Extract every line that includes the string "senderos".

[Data start]

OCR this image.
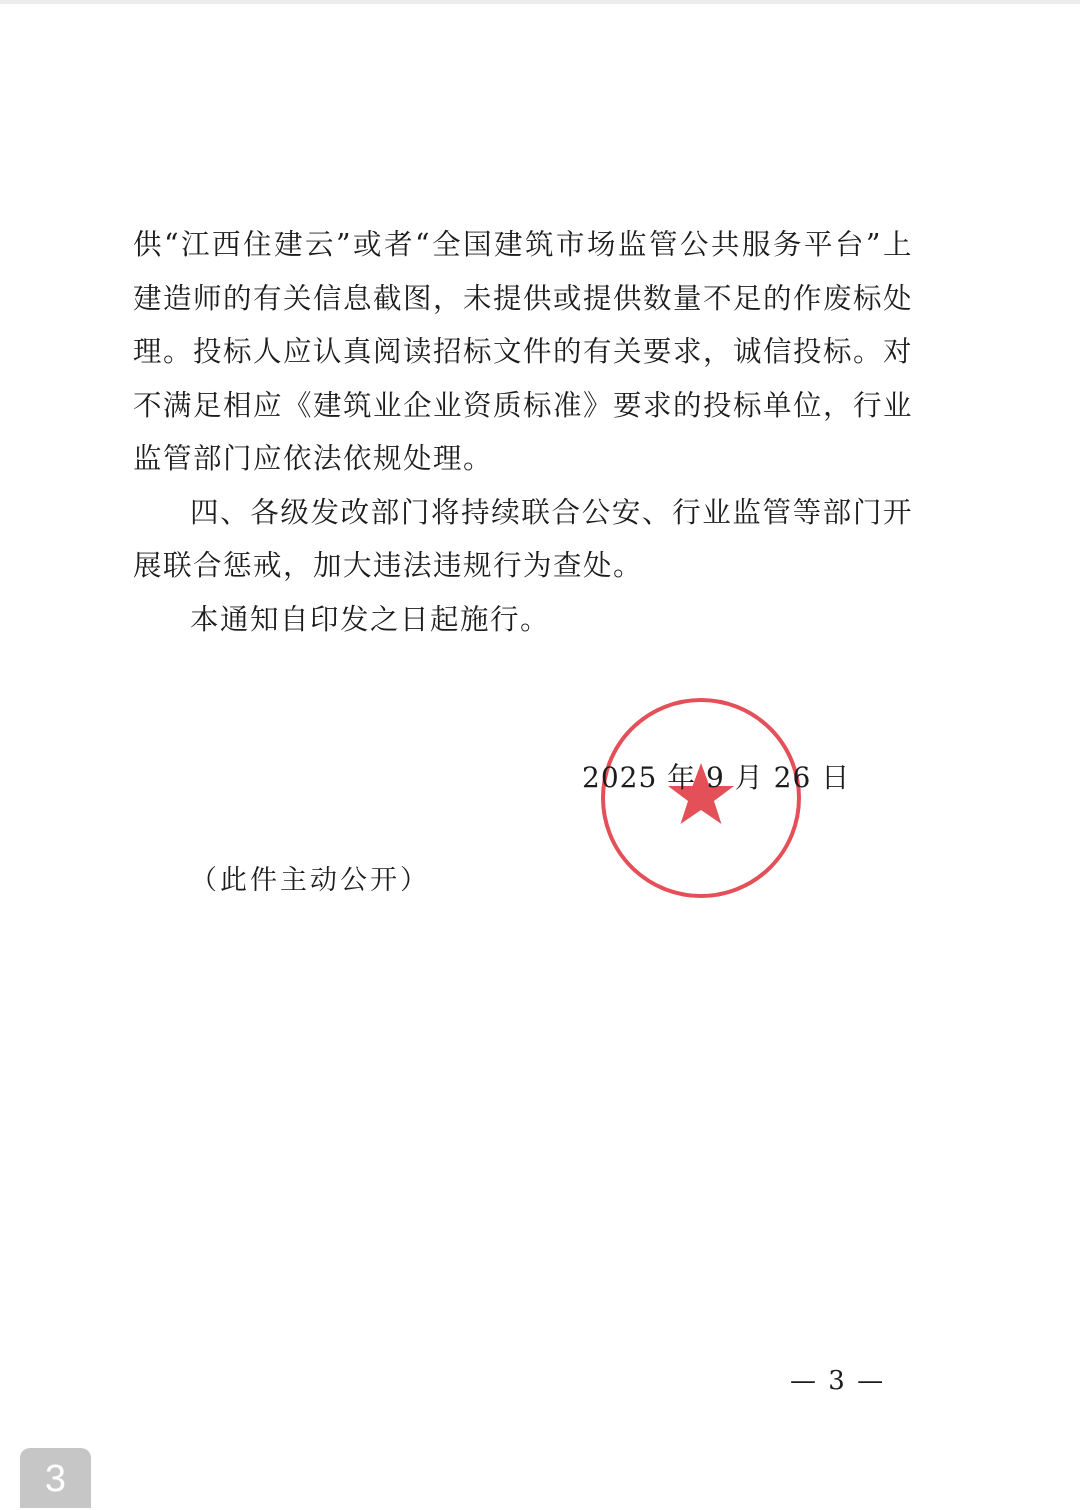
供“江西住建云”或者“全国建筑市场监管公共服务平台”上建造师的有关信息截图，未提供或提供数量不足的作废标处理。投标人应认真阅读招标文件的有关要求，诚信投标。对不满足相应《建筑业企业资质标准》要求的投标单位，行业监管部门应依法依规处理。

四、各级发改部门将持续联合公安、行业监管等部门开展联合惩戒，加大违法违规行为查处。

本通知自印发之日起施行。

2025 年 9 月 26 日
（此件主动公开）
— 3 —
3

[Data end]
[Data start]

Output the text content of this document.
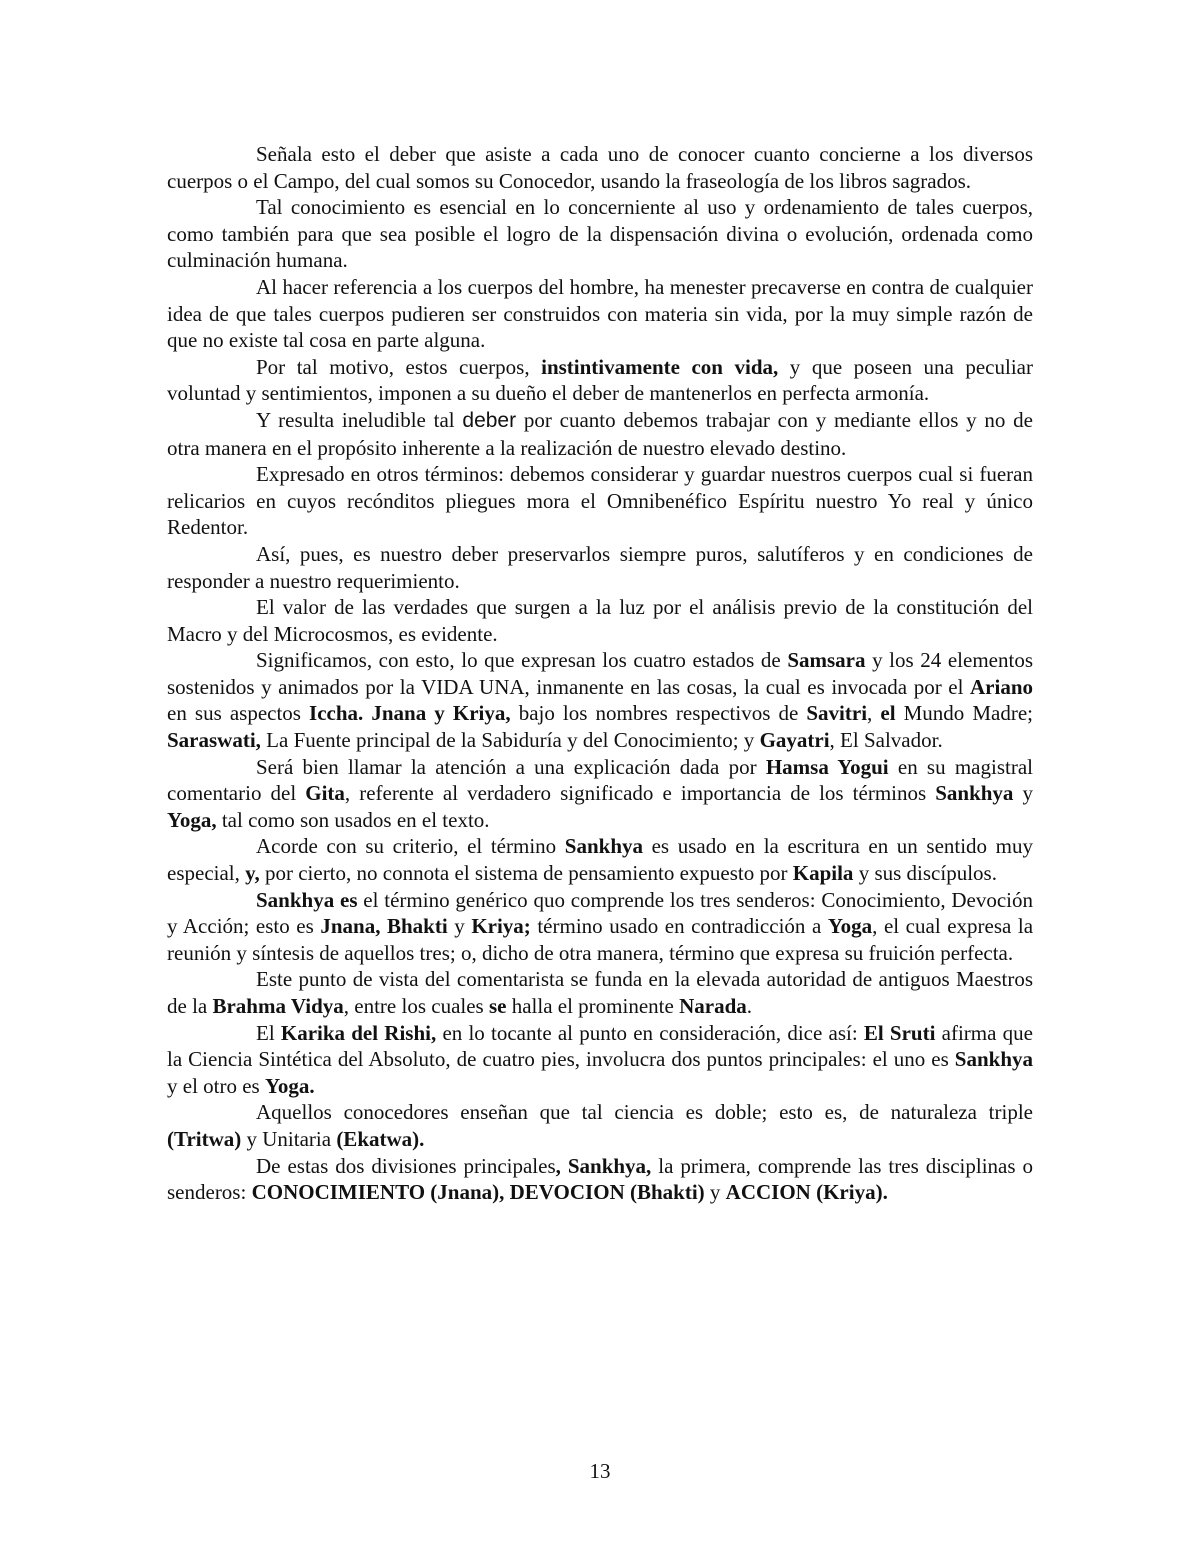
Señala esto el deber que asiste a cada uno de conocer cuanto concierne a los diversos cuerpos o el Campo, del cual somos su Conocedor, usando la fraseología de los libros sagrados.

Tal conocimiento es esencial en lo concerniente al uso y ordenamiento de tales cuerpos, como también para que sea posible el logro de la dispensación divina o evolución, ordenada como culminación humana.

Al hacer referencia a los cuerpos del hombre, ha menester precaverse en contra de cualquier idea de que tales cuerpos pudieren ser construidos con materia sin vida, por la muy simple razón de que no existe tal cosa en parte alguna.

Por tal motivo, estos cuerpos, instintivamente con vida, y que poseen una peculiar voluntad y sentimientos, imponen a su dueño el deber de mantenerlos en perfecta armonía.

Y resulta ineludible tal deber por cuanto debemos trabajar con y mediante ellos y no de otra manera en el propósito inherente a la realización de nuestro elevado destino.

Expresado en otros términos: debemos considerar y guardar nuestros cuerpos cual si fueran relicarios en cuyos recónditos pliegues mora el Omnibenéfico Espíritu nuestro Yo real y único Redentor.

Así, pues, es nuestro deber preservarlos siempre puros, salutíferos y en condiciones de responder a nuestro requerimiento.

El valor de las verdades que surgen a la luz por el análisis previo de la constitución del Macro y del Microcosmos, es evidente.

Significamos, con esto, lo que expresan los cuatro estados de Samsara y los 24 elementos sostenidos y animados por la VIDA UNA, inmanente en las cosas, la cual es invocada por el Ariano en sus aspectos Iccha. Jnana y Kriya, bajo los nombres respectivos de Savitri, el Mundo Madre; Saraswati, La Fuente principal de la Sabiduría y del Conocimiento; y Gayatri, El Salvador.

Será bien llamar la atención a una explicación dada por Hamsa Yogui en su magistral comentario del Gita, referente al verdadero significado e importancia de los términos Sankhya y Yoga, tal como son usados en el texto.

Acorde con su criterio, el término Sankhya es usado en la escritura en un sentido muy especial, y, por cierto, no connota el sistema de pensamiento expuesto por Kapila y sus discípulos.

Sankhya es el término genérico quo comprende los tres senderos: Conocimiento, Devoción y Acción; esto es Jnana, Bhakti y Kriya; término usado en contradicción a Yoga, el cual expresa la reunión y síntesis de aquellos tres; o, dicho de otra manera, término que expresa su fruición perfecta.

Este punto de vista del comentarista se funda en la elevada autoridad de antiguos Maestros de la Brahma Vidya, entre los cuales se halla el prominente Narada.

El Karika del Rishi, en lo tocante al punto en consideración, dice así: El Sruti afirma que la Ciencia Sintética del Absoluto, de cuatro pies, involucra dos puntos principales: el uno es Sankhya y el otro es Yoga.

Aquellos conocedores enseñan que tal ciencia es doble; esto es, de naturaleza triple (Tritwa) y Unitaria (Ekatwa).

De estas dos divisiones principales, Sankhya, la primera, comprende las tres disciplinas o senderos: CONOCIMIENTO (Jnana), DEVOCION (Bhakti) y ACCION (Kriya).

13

[Data end]

- [Answer for the task]
Sankhya es el término genérico quo comprende los tres senderos: Conocimiento, Devoción y Acción; esto es Jnana, Bhakti y Kriya; término usado en contradicción a Yoga, el cual expresa la reunión y síntesis de aquellos tres; o, dicho de otra manera, término que expresa su fruición perfecta.
De estas dos divisiones principales, Sankhya, la primera, comprende las tres disciplinas o senderos: CONOCIMIENTO (Jnana), DEVOCION (Bhakti) y ACCION (Kriya).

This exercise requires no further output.